[Records start]

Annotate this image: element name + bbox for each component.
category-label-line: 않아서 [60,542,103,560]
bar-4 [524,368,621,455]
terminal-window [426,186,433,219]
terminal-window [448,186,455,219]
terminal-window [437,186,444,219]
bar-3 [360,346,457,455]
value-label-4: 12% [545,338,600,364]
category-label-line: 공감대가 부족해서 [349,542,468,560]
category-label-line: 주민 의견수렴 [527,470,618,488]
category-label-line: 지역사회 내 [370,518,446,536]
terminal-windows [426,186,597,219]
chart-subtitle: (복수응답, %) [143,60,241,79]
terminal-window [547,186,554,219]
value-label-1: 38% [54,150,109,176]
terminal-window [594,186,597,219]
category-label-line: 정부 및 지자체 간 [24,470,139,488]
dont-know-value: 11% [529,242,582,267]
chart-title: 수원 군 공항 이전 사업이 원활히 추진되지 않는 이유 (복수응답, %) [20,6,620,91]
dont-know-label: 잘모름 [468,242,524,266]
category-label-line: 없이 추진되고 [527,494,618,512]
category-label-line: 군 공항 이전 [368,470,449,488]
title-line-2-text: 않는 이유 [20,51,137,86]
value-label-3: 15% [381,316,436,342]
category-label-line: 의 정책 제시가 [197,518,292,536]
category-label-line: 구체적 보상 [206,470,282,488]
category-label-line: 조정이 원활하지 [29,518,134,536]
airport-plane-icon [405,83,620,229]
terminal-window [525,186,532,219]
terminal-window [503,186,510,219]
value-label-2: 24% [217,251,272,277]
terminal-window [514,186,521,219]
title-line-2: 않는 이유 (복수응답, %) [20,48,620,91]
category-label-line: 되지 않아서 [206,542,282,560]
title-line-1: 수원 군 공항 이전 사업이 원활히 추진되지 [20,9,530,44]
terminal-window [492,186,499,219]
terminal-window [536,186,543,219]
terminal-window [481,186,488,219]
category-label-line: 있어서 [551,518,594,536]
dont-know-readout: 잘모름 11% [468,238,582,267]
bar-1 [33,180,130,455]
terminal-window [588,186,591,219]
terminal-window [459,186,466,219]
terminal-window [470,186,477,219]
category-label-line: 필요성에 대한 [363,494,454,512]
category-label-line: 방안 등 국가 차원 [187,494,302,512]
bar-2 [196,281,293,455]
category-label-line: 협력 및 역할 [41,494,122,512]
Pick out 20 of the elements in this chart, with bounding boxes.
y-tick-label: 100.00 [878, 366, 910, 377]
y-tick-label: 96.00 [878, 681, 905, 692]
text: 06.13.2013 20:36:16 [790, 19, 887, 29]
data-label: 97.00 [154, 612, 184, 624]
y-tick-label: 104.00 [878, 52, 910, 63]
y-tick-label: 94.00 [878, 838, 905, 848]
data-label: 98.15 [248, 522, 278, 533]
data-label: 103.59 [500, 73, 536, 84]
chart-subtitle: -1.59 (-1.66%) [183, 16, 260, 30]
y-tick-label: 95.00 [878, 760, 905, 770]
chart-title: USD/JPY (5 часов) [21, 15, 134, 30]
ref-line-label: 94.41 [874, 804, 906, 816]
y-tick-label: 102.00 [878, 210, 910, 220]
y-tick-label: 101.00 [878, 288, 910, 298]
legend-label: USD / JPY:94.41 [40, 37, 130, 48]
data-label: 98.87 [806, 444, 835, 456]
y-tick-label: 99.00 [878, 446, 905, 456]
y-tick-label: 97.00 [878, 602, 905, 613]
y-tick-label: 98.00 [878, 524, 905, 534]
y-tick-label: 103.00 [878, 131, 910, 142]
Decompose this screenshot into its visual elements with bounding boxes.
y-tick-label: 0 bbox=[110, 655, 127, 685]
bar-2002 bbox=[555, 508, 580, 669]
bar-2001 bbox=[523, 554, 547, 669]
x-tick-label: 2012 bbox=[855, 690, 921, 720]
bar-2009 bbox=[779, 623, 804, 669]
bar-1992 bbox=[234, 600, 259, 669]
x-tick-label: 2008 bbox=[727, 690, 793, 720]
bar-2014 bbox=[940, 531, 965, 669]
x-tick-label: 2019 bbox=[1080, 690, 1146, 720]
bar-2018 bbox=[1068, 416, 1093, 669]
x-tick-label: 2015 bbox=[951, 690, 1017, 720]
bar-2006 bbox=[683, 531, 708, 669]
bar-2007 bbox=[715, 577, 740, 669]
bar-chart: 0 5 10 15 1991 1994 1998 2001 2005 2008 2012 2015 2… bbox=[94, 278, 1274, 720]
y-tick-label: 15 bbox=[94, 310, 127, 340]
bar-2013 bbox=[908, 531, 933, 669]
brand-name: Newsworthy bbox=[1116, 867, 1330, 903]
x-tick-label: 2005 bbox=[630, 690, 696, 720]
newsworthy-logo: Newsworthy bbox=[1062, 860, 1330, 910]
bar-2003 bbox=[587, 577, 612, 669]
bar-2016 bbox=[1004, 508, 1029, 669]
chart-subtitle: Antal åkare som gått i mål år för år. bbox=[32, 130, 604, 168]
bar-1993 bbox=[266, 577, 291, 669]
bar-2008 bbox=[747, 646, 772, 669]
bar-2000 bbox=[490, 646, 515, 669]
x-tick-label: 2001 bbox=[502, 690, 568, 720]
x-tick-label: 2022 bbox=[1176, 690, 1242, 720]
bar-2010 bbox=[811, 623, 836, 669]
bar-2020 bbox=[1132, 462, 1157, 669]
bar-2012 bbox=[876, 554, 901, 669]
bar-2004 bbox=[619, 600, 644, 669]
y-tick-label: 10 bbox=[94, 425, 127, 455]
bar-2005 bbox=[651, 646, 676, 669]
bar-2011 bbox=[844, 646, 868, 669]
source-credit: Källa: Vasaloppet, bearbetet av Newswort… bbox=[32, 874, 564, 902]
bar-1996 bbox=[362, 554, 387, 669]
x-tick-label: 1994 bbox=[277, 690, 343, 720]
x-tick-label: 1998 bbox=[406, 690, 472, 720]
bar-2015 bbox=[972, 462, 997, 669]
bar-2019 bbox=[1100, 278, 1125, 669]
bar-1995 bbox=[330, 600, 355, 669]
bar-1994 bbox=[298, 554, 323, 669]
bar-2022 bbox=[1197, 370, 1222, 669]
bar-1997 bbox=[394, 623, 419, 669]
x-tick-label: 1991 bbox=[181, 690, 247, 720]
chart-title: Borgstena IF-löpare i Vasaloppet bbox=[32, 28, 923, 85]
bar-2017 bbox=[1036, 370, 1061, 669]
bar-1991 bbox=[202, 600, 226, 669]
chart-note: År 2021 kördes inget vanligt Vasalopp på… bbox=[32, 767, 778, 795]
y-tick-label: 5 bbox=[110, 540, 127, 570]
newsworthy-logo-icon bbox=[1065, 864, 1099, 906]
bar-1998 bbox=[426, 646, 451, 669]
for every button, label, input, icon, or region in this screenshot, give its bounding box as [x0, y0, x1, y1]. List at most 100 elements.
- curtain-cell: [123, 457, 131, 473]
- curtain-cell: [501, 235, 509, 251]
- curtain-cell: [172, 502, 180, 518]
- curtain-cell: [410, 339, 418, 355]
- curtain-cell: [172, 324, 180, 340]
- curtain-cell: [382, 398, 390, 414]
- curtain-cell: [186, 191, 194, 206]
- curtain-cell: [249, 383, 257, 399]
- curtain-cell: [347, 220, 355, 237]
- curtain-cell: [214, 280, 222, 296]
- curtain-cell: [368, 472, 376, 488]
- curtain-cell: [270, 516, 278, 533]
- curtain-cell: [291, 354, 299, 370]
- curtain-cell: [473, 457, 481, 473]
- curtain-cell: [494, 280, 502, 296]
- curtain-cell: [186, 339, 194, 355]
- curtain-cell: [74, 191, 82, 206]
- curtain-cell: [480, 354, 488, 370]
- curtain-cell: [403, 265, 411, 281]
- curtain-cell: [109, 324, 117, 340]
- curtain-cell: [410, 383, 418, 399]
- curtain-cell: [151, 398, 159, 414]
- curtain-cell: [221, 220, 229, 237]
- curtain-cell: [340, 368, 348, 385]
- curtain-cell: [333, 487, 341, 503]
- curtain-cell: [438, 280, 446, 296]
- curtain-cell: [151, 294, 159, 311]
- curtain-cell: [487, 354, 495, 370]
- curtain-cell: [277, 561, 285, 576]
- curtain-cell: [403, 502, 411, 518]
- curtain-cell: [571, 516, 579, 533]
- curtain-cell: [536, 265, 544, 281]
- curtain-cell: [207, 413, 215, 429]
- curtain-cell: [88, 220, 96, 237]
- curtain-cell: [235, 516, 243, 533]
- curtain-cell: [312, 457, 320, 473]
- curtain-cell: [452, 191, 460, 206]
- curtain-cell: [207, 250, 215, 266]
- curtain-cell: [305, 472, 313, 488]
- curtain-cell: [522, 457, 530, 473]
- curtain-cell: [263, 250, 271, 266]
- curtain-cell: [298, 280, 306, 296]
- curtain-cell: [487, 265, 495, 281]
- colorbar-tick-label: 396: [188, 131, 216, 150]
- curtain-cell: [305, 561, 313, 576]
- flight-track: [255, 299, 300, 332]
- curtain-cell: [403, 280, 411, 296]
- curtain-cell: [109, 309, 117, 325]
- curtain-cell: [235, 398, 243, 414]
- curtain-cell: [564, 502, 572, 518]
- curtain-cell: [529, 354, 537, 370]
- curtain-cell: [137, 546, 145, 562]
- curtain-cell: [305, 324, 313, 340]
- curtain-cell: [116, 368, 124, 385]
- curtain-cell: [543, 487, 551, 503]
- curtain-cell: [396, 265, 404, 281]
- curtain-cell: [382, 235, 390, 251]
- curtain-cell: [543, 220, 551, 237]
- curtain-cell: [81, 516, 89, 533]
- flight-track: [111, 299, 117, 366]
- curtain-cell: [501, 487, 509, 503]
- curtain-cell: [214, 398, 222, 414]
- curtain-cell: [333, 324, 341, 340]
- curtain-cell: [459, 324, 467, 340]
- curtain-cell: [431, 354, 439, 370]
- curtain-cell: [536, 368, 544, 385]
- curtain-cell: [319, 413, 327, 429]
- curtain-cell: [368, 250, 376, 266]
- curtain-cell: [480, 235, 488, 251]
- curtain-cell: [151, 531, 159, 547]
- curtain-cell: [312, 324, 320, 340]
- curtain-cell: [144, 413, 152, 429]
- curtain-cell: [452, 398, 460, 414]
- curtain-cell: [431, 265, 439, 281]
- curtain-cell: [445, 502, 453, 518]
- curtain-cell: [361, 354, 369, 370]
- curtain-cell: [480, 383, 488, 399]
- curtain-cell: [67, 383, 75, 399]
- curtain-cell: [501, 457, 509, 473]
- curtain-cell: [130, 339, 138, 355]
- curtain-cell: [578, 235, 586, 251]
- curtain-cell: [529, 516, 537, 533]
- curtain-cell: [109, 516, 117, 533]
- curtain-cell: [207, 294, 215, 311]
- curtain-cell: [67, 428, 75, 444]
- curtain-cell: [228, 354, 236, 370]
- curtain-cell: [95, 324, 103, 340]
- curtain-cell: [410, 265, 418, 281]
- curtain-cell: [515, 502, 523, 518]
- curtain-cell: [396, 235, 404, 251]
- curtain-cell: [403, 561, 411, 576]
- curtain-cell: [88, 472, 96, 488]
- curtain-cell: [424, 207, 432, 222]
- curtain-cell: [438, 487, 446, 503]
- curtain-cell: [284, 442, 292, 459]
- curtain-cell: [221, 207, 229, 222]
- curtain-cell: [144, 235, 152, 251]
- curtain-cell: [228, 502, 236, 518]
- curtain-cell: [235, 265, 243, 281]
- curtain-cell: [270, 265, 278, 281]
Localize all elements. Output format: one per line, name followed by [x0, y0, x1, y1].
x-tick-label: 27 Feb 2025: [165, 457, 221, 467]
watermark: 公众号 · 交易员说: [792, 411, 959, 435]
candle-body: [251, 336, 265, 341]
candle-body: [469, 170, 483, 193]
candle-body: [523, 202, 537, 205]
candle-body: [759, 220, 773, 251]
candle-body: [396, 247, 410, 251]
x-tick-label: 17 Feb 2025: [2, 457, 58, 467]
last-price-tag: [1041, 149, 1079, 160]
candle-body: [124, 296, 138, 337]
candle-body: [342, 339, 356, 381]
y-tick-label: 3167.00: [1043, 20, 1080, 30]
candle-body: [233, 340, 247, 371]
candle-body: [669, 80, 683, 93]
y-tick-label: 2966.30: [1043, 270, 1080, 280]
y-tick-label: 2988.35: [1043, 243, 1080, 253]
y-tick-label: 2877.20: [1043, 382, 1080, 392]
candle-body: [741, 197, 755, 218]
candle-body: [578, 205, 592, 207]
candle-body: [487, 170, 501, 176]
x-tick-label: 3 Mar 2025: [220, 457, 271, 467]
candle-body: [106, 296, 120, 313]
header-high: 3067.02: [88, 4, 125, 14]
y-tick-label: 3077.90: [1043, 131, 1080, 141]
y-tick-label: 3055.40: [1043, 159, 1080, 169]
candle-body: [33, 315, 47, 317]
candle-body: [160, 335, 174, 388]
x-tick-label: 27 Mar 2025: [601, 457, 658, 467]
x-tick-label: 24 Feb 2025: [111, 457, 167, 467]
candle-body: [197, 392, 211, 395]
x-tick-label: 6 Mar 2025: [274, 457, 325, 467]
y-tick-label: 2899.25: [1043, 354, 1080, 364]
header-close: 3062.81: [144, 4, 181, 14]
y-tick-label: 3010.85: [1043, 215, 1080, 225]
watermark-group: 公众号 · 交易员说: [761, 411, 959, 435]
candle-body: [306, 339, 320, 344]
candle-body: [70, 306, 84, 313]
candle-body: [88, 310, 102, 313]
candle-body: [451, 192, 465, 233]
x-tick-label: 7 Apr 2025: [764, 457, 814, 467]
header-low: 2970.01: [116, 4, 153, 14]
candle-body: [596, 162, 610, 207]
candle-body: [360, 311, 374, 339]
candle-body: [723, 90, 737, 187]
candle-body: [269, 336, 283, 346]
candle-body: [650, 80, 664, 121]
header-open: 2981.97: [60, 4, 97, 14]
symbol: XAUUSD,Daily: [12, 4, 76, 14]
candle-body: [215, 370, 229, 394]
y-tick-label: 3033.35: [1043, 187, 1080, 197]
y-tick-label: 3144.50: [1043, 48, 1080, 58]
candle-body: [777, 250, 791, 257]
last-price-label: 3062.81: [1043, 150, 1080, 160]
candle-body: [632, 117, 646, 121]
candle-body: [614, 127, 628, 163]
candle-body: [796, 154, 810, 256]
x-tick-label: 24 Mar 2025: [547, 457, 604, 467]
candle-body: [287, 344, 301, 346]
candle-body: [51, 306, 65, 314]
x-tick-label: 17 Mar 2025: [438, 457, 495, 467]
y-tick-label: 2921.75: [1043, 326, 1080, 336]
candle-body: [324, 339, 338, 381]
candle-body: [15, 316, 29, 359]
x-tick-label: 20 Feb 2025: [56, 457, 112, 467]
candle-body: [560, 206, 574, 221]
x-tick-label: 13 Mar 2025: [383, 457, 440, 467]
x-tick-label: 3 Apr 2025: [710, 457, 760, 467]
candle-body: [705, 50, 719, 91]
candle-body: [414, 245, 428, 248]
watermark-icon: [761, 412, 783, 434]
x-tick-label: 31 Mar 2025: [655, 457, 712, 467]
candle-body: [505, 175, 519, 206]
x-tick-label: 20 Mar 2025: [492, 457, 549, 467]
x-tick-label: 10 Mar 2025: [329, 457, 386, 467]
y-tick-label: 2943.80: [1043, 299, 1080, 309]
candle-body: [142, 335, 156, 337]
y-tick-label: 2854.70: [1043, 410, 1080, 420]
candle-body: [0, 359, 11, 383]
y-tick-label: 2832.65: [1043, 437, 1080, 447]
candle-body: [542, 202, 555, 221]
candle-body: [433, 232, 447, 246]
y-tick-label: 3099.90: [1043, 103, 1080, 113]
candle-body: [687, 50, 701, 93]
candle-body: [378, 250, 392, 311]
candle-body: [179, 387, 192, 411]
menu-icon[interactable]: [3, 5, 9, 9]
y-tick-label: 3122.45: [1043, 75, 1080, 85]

[Records end]

Exercise description
Reproduce without changes the lines of the listing from its start through the line containing "bar-3 [360,346,457,455]".

In response
Annotate this image: element name + bbox for each component.
category-label-line: 않아서 [60,542,103,560]
bar-4 [524,368,621,455]
terminal-window [426,186,433,219]
terminal-window [448,186,455,219]
terminal-window [437,186,444,219]
bar-3 [360,346,457,455]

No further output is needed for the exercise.